**REQUIRED TASK**.
Return all lines that include the string "megoszlása".

**DATA SHOWN**.
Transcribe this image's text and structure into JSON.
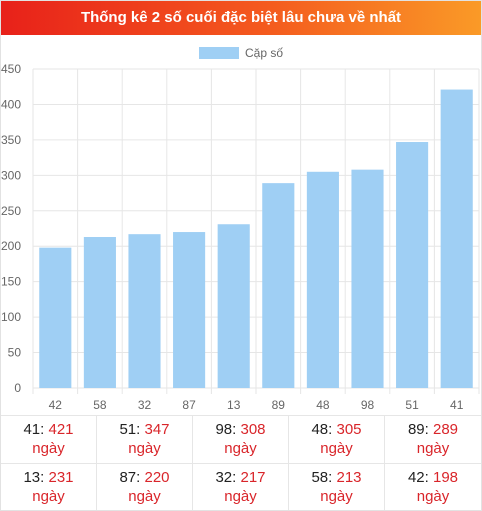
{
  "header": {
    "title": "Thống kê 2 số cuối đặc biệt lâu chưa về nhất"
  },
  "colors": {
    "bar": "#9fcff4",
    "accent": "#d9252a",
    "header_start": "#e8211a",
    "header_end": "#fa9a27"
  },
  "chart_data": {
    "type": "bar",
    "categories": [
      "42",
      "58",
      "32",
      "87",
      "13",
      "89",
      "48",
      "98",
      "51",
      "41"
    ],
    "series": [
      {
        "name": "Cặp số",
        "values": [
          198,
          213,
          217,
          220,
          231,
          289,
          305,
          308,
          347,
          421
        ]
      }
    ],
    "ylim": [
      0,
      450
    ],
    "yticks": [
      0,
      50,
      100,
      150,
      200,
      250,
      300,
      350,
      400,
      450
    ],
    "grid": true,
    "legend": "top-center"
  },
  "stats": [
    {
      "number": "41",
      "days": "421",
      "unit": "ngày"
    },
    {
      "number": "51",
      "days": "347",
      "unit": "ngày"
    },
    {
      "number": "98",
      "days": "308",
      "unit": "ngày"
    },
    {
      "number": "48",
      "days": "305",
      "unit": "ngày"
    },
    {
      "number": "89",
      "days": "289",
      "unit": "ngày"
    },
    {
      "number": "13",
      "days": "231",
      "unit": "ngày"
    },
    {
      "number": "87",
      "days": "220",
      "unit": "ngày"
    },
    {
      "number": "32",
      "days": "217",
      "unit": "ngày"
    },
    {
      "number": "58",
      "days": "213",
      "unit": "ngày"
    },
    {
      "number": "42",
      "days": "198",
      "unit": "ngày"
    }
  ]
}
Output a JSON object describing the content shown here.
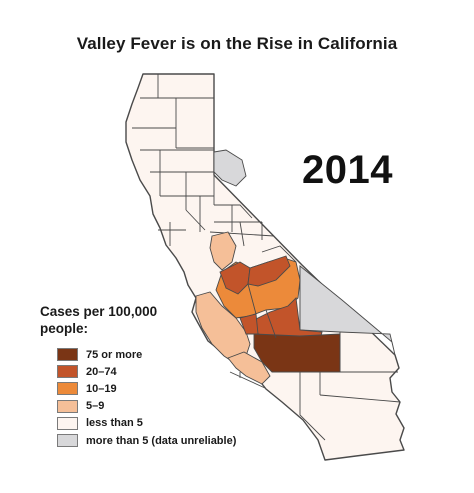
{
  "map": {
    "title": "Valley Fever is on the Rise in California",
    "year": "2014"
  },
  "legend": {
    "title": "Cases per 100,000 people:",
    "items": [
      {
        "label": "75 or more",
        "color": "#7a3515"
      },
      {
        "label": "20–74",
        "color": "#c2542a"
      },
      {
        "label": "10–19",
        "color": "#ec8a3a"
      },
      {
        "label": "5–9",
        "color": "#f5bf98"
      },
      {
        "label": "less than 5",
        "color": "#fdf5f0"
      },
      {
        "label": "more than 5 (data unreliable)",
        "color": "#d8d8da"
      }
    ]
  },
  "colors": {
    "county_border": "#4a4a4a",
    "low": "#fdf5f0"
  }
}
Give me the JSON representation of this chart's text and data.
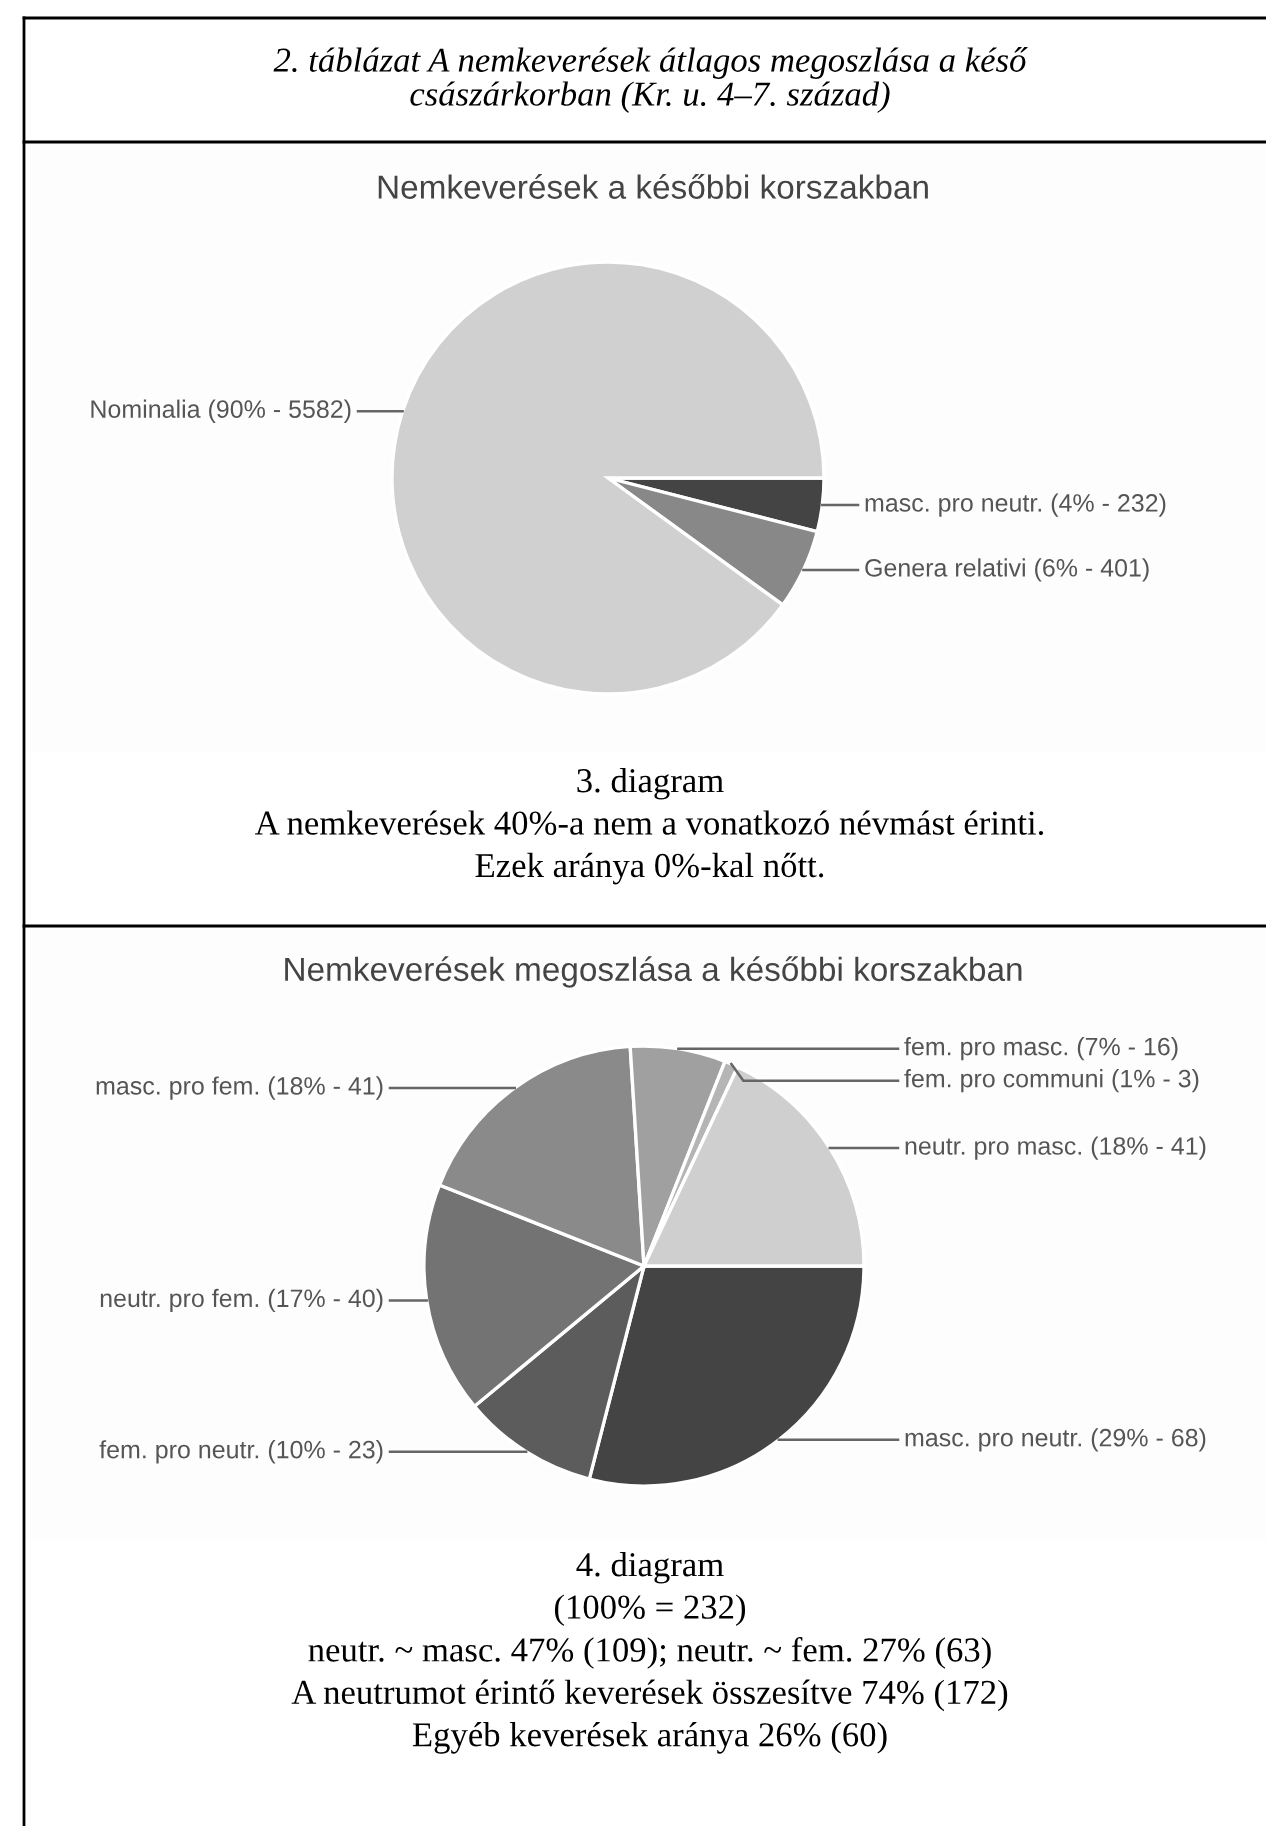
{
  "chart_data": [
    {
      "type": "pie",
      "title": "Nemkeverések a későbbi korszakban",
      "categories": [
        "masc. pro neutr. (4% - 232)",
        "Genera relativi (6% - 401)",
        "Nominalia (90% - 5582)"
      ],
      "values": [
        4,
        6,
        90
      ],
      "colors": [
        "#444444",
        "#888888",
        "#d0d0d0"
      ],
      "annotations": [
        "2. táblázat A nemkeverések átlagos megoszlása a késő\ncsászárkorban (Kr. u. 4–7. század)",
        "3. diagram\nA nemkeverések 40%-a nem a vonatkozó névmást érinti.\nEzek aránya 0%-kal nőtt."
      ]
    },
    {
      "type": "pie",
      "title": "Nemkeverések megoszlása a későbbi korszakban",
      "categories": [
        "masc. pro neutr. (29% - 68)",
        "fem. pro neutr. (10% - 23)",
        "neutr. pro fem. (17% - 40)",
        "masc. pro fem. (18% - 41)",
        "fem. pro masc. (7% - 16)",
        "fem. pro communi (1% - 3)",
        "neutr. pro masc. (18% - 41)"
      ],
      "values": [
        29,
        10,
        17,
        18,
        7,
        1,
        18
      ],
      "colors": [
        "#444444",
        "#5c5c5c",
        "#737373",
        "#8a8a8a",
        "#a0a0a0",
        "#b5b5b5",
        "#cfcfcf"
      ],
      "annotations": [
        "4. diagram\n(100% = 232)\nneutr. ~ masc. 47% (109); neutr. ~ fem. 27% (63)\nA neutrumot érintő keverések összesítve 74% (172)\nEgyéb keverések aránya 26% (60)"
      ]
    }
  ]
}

**PROBLEM SOLUTION**.
        "2. táblázat A nemkeverések átlagos megoszlása a késő\ncsászárkorban (Kr. u. 4–7. század)",
      "title": "Nemkeverések megoszlása a későbbi korszakban",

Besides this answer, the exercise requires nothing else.